(Extracts from a graphics dataset)
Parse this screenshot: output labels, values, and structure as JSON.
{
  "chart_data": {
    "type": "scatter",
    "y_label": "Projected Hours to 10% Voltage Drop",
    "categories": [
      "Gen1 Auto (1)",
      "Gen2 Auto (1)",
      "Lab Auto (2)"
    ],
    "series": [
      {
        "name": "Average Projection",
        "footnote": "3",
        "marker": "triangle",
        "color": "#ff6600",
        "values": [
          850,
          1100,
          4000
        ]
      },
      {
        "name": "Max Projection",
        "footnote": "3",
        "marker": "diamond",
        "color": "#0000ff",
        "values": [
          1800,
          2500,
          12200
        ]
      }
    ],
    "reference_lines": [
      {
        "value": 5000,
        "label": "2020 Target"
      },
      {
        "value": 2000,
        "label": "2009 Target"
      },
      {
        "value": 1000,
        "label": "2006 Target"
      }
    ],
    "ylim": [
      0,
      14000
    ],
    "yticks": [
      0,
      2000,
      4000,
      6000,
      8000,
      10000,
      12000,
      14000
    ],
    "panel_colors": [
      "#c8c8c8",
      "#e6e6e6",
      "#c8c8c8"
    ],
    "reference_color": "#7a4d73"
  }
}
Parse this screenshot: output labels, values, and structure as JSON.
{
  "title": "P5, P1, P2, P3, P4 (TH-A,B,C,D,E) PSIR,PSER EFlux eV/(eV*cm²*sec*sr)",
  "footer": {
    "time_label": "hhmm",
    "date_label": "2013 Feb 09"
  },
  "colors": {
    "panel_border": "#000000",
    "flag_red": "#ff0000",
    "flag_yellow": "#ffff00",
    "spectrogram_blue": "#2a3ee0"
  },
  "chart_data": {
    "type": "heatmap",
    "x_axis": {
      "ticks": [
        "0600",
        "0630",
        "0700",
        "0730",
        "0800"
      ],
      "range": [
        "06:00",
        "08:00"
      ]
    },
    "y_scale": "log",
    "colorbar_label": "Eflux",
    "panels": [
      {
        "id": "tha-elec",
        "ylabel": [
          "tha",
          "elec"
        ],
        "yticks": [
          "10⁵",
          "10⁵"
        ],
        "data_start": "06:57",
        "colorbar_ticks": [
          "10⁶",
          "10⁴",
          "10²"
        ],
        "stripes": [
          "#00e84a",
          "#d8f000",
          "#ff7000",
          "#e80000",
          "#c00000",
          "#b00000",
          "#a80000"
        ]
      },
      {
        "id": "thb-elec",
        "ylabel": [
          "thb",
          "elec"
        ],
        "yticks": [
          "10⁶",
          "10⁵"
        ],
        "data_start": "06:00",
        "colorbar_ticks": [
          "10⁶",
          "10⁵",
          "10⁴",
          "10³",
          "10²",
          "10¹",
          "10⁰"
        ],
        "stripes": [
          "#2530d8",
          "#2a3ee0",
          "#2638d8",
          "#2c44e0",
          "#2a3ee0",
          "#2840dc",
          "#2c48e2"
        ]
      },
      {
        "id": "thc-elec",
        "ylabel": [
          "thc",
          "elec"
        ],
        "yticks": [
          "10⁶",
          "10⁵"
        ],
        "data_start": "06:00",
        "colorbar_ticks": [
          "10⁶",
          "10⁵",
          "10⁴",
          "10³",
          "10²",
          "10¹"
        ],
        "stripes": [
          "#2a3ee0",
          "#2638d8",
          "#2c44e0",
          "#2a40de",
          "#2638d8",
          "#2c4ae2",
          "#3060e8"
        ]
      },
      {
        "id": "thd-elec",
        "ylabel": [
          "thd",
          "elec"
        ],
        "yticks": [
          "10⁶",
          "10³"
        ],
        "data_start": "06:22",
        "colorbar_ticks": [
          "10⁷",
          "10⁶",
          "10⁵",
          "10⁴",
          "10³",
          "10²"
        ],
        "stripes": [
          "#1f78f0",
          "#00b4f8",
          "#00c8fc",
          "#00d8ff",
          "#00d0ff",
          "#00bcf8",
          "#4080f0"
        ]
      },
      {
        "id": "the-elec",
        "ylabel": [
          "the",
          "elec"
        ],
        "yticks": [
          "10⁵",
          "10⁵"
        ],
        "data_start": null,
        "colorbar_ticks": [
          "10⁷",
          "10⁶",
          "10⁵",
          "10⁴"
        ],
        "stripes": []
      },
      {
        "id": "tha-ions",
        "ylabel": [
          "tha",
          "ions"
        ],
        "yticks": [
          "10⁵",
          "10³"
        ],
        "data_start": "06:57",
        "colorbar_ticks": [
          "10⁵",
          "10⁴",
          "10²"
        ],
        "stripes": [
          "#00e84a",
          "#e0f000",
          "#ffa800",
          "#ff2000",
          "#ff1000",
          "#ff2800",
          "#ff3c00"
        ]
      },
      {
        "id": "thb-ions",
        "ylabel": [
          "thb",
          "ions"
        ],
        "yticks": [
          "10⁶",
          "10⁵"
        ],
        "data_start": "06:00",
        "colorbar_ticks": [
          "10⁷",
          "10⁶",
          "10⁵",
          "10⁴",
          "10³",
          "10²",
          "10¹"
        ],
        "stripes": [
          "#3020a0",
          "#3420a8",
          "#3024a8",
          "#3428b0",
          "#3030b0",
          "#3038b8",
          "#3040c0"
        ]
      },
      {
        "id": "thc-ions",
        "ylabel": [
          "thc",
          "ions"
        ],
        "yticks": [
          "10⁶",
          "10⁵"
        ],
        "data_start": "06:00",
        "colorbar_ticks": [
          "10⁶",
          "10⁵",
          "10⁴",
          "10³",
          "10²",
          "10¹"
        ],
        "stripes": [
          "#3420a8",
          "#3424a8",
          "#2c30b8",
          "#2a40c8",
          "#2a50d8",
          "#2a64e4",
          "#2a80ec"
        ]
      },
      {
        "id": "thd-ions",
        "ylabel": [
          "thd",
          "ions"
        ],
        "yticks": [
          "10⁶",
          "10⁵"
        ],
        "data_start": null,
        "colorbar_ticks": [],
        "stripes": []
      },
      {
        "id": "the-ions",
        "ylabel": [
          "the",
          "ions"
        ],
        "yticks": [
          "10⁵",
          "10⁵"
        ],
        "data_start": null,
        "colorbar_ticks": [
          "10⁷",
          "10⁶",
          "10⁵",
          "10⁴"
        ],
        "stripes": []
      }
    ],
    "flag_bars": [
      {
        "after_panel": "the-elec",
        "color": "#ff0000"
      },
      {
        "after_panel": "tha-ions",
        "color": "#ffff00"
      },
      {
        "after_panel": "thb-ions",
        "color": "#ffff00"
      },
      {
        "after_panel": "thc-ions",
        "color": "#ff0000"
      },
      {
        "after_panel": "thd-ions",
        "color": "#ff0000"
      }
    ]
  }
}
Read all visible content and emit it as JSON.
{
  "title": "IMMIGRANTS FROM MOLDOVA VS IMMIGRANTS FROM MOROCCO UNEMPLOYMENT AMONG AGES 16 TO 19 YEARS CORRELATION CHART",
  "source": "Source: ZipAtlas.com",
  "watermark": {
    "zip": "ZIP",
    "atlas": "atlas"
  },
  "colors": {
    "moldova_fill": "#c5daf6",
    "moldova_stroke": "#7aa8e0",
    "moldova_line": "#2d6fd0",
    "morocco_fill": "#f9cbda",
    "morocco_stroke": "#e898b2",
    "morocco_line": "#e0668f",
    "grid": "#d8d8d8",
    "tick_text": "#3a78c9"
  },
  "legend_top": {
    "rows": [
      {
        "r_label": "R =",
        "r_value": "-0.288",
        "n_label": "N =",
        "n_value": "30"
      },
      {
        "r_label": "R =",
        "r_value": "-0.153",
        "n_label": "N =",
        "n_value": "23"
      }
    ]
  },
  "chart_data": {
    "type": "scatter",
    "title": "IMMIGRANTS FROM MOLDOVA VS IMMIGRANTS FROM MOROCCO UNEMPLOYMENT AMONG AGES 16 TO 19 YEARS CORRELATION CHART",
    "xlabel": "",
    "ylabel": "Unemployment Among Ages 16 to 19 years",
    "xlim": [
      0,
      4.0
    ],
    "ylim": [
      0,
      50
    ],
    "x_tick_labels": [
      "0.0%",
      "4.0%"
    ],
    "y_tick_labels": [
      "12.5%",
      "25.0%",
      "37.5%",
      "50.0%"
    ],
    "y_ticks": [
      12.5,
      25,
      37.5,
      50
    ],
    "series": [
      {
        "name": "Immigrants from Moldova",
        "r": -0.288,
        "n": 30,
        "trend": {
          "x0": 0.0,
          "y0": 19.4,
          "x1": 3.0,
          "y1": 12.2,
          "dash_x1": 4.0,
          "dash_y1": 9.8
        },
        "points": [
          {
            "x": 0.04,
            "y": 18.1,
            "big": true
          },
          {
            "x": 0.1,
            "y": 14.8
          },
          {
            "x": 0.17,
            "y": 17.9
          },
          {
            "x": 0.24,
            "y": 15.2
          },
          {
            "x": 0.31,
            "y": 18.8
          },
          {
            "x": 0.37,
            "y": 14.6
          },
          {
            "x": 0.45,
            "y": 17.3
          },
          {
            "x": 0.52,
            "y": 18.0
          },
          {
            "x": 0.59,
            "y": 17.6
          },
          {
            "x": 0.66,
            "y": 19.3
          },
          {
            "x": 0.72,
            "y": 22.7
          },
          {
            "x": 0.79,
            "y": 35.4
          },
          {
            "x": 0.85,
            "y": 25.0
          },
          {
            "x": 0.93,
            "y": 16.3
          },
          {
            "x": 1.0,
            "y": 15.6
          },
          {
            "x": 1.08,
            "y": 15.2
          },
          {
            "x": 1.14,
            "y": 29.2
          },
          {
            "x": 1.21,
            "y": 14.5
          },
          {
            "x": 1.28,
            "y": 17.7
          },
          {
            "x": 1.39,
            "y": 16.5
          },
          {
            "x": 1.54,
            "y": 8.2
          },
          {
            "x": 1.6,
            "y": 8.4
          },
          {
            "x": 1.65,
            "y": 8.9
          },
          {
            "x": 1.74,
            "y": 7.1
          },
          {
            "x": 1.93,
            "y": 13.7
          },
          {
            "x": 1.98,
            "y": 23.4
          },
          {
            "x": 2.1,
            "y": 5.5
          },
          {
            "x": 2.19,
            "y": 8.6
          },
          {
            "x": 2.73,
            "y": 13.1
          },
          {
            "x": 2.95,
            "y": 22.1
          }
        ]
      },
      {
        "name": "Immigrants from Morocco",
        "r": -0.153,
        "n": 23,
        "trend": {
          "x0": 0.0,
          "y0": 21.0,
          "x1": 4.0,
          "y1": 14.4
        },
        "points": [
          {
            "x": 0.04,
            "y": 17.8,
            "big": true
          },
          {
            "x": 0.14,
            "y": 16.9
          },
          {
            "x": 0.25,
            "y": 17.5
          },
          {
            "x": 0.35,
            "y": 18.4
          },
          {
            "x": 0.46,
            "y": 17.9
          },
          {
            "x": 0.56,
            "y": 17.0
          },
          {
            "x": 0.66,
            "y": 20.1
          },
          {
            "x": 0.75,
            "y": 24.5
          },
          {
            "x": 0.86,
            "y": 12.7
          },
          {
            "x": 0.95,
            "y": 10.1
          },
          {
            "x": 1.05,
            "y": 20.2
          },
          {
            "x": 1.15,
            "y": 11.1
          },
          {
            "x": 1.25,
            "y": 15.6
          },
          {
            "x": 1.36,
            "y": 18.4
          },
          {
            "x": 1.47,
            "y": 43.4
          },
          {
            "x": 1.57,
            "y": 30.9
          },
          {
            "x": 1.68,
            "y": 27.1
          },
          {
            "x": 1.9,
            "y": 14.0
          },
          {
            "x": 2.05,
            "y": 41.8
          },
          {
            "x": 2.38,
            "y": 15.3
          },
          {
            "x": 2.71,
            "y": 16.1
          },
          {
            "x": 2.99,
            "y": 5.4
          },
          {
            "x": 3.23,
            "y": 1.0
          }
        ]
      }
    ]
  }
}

• REQUIREMENTS: Filter the entries down to the lines with the word "Target" in them.

• WRITTEN REPLY:
        "label": "2020 Target"
        "label": "2009 Target"
        "label": "2006 Target"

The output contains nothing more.